• **Requirement**:
Tally the lines below that contain the string "shopping". Give only the resulting number.

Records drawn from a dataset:
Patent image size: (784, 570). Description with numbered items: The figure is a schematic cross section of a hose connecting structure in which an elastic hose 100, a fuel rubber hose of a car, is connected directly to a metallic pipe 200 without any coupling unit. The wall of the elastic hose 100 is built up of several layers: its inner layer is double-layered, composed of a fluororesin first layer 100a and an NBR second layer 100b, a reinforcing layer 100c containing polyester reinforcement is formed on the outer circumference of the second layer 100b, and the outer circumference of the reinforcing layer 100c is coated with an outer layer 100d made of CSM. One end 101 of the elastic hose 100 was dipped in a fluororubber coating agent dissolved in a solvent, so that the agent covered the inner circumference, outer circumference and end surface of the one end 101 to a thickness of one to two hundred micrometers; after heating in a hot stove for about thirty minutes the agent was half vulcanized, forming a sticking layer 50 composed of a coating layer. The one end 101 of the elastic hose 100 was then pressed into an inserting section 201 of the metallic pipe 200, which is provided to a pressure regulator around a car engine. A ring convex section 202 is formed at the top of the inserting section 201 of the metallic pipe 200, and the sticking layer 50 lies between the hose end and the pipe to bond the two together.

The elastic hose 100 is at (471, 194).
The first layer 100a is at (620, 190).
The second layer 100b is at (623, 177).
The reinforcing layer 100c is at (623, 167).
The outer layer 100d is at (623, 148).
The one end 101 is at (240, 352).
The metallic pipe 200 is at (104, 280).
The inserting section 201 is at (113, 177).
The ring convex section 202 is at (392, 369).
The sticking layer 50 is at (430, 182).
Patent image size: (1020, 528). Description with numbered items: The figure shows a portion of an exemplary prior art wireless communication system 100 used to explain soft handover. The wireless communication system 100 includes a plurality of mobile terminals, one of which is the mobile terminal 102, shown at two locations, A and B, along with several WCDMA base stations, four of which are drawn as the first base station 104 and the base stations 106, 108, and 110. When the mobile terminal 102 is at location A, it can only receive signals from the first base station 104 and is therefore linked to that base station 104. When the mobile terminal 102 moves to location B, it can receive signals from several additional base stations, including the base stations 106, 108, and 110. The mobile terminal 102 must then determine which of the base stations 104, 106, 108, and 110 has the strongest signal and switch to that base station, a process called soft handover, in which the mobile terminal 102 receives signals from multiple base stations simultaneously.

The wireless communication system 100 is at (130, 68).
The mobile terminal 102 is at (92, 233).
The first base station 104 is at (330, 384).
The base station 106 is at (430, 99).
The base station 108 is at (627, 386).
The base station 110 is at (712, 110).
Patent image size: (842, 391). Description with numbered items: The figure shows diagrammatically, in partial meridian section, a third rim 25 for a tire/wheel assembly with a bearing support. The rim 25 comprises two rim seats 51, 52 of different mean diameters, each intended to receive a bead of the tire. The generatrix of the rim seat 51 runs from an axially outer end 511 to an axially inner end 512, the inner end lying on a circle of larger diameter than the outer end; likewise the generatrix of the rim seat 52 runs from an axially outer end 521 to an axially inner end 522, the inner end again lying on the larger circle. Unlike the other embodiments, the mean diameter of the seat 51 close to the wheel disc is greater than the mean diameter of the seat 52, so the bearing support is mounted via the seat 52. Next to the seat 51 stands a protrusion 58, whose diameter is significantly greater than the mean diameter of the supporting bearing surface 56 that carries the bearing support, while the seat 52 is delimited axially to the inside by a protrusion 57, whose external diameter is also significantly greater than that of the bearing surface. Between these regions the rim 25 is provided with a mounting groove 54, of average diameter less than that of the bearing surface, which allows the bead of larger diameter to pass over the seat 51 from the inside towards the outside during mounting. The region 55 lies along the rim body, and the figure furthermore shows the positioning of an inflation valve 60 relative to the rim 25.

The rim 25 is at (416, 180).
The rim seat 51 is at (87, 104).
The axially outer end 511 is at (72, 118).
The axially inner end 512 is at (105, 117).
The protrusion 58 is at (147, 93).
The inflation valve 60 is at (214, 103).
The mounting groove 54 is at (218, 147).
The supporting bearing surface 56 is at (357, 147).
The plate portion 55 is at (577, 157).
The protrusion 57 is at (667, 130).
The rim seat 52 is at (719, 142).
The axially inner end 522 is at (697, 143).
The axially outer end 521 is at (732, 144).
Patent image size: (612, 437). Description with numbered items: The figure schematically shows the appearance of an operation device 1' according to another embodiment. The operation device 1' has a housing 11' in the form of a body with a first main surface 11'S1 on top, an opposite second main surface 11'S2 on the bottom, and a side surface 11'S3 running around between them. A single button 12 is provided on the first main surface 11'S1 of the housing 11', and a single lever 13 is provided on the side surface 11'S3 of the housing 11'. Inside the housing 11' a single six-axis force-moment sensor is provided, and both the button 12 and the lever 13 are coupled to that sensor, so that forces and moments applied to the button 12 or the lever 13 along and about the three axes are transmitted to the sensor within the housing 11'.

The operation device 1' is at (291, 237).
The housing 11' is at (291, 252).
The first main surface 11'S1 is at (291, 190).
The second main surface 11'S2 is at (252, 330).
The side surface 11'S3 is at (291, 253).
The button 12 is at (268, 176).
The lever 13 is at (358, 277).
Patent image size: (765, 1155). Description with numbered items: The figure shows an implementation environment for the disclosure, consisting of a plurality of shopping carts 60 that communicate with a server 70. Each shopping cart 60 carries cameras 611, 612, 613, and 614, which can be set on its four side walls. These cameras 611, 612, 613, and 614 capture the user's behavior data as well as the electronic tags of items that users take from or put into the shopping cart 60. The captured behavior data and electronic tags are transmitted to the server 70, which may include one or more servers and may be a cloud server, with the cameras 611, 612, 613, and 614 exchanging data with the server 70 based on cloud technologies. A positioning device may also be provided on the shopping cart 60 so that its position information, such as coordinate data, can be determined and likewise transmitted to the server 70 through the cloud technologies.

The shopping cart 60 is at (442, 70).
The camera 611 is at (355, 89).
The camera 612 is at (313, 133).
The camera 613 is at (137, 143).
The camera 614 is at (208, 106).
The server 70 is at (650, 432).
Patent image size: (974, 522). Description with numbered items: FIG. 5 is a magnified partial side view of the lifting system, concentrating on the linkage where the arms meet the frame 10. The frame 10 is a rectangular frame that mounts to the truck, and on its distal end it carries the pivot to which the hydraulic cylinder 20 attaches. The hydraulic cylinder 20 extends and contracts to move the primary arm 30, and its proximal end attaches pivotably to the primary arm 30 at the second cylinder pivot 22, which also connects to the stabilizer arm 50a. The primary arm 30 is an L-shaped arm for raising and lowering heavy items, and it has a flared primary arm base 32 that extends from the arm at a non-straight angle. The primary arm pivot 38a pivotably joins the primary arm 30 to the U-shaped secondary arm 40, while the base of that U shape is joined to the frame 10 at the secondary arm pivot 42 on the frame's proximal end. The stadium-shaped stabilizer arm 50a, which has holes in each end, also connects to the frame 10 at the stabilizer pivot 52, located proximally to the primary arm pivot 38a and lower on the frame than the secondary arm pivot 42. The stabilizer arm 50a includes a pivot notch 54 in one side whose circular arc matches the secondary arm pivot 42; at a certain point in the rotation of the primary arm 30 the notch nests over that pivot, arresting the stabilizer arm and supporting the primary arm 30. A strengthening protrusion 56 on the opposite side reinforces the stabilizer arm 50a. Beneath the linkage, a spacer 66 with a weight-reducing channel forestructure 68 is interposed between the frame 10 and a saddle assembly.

• **Answer to the task**:
2